**Exercise instructions**
Every entry in the following data should be output exactly.

(Page layout parsing data)
▽
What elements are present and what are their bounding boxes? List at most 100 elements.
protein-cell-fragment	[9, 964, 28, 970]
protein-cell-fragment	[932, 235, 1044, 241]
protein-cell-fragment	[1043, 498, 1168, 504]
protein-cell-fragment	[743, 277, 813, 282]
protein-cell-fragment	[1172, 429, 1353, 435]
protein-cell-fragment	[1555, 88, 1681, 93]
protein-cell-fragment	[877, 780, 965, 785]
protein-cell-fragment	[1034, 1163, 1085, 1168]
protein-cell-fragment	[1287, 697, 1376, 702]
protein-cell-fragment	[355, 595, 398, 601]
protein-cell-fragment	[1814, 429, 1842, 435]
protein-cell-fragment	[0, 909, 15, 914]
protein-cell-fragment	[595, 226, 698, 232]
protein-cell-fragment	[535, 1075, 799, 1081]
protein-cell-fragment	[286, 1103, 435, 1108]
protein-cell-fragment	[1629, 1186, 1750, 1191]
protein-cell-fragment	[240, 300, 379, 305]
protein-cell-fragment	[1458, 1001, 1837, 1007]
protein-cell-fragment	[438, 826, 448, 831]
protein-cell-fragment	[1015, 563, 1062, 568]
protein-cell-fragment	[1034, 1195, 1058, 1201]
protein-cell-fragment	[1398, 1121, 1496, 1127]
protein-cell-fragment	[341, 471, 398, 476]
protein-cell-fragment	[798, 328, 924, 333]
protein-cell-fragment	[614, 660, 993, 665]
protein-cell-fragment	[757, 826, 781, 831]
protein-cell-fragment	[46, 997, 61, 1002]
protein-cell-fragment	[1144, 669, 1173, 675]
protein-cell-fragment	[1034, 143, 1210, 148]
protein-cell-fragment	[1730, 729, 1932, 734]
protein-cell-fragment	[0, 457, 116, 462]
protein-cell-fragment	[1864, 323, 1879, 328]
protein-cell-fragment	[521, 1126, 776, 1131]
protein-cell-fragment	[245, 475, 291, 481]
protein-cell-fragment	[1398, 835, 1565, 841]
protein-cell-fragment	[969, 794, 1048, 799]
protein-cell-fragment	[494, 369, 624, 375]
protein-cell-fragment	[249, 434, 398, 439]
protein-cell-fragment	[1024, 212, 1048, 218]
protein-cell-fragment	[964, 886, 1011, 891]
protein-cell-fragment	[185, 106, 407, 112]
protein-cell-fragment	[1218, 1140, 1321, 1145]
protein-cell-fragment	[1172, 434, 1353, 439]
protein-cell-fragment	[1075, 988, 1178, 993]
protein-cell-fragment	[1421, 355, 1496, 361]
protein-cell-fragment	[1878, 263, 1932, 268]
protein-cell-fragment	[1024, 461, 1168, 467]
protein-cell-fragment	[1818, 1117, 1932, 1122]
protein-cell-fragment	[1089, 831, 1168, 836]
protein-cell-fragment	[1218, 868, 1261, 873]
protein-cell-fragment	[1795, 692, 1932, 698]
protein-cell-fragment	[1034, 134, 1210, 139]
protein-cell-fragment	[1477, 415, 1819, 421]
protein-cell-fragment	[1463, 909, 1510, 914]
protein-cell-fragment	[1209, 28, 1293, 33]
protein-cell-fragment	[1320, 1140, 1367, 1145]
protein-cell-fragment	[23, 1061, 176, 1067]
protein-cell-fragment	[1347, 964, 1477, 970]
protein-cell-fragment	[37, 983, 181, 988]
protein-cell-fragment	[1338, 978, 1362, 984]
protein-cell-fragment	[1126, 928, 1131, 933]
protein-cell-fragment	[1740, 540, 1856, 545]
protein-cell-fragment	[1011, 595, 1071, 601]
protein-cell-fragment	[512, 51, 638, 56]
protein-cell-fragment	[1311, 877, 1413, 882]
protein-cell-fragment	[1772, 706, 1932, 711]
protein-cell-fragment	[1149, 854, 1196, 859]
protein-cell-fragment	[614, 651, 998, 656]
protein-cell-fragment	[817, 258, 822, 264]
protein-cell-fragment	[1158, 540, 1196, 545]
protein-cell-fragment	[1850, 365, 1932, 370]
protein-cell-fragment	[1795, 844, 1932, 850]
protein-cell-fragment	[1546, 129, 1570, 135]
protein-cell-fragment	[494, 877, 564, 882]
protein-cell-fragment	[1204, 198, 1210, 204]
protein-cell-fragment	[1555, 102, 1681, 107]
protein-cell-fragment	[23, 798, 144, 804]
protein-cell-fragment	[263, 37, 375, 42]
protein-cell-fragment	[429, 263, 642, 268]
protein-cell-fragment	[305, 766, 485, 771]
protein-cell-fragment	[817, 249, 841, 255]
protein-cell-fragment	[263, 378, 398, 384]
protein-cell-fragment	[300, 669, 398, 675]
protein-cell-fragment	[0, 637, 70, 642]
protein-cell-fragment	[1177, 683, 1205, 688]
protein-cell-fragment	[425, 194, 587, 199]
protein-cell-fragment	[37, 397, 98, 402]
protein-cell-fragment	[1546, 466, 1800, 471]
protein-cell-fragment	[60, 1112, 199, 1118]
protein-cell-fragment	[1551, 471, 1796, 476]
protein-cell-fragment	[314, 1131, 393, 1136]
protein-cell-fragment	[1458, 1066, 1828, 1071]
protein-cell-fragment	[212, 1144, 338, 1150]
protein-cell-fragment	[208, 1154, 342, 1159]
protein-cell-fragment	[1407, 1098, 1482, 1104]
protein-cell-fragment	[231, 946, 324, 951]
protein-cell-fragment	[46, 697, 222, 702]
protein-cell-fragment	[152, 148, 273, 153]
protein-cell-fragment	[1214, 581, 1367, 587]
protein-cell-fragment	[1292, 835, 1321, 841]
△
**Task solution**
What elements are present and what are their bounding boxes? List at most 100 elements.
protein-cell-fragment	[9, 964, 28, 970]
protein-cell-fragment	[932, 235, 1044, 241]
protein-cell-fragment	[1043, 498, 1168, 504]
protein-cell-fragment	[743, 277, 813, 282]
protein-cell-fragment	[1172, 429, 1353, 435]
protein-cell-fragment	[1555, 88, 1681, 93]
protein-cell-fragment	[877, 780, 965, 785]
protein-cell-fragment	[1034, 1163, 1085, 1168]
protein-cell-fragment	[1287, 697, 1376, 702]
protein-cell-fragment	[355, 595, 398, 601]
protein-cell-fragment	[1814, 429, 1842, 435]
protein-cell-fragment	[0, 909, 15, 914]
protein-cell-fragment	[595, 226, 698, 232]
protein-cell-fragment	[535, 1075, 799, 1081]
protein-cell-fragment	[286, 1103, 435, 1108]
protein-cell-fragment	[1629, 1186, 1750, 1191]
protein-cell-fragment	[240, 300, 379, 305]
protein-cell-fragment	[1458, 1001, 1837, 1007]
protein-cell-fragment	[438, 826, 448, 831]
protein-cell-fragment	[1015, 563, 1062, 568]
protein-cell-fragment	[1034, 1195, 1058, 1201]
protein-cell-fragment	[1398, 1121, 1496, 1127]
protein-cell-fragment	[341, 471, 398, 476]
protein-cell-fragment	[798, 328, 924, 333]
protein-cell-fragment	[614, 660, 993, 665]
protein-cell-fragment	[757, 826, 781, 831]
protein-cell-fragment	[46, 997, 61, 1002]
protein-cell-fragment	[1144, 669, 1173, 675]
protein-cell-fragment	[1034, 143, 1210, 148]
protein-cell-fragment	[1730, 729, 1932, 734]
protein-cell-fragment	[0, 457, 116, 462]
protein-cell-fragment	[1864, 323, 1879, 328]
protein-cell-fragment	[521, 1126, 776, 1131]
protein-cell-fragment	[245, 475, 291, 481]
protein-cell-fragment	[1398, 835, 1565, 841]
protein-cell-fragment	[969, 794, 1048, 799]
protein-cell-fragment	[494, 369, 624, 375]
protein-cell-fragment	[249, 434, 398, 439]
protein-cell-fragment	[1024, 212, 1048, 218]
protein-cell-fragment	[964, 886, 1011, 891]
protein-cell-fragment	[185, 106, 407, 112]
protein-cell-fragment	[1218, 1140, 1321, 1145]
protein-cell-fragment	[1172, 434, 1353, 439]
protein-cell-fragment	[1075, 988, 1178, 993]
protein-cell-fragment	[1421, 355, 1496, 361]
protein-cell-fragment	[1878, 263, 1932, 268]
protein-cell-fragment	[1024, 461, 1168, 467]
protein-cell-fragment	[1818, 1117, 1932, 1122]
protein-cell-fragment	[1089, 831, 1168, 836]
protein-cell-fragment	[1218, 868, 1261, 873]
protein-cell-fragment	[1795, 692, 1932, 698]
protein-cell-fragment	[1034, 134, 1210, 139]
protein-cell-fragment	[1477, 415, 1819, 421]
protein-cell-fragment	[1463, 909, 1510, 914]
protein-cell-fragment	[1209, 28, 1293, 33]
protein-cell-fragment	[1320, 1140, 1367, 1145]
protein-cell-fragment	[23, 1061, 176, 1067]
protein-cell-fragment	[1347, 964, 1477, 970]
protein-cell-fragment	[37, 983, 181, 988]
protein-cell-fragment	[1338, 978, 1362, 984]
protein-cell-fragment	[1126, 928, 1131, 933]
protein-cell-fragment	[1740, 540, 1856, 545]
protein-cell-fragment	[1011, 595, 1071, 601]
protein-cell-fragment	[512, 51, 638, 56]
protein-cell-fragment	[1311, 877, 1413, 882]
protein-cell-fragment	[1772, 706, 1932, 711]
protein-cell-fragment	[1149, 854, 1196, 859]
protein-cell-fragment	[614, 651, 998, 656]
protein-cell-fragment	[817, 258, 822, 264]
protein-cell-fragment	[1158, 540, 1196, 545]
protein-cell-fragment	[1850, 365, 1932, 370]
protein-cell-fragment	[1795, 844, 1932, 850]
protein-cell-fragment	[1546, 129, 1570, 135]
protein-cell-fragment	[494, 877, 564, 882]
protein-cell-fragment	[1204, 198, 1210, 204]
protein-cell-fragment	[1555, 102, 1681, 107]
protein-cell-fragment	[23, 798, 144, 804]
protein-cell-fragment	[263, 37, 375, 42]
protein-cell-fragment	[429, 263, 642, 268]
protein-cell-fragment	[305, 766, 485, 771]
protein-cell-fragment	[817, 249, 841, 255]
protein-cell-fragment	[263, 378, 398, 384]
protein-cell-fragment	[300, 669, 398, 675]
protein-cell-fragment	[0, 637, 70, 642]
protein-cell-fragment	[1177, 683, 1205, 688]
protein-cell-fragment	[425, 194, 587, 199]
protein-cell-fragment	[37, 397, 98, 402]
protein-cell-fragment	[1546, 466, 1800, 471]
protein-cell-fragment	[60, 1112, 199, 1118]
protein-cell-fragment	[1551, 471, 1796, 476]
protein-cell-fragment	[314, 1131, 393, 1136]
protein-cell-fragment	[1458, 1066, 1828, 1071]
protein-cell-fragment	[212, 1144, 338, 1150]
protein-cell-fragment	[208, 1154, 342, 1159]
protein-cell-fragment	[1407, 1098, 1482, 1104]
protein-cell-fragment	[231, 946, 324, 951]
protein-cell-fragment	[46, 697, 222, 702]
protein-cell-fragment	[152, 148, 273, 153]
protein-cell-fragment	[1214, 581, 1367, 587]
protein-cell-fragment	[1292, 835, 1321, 841]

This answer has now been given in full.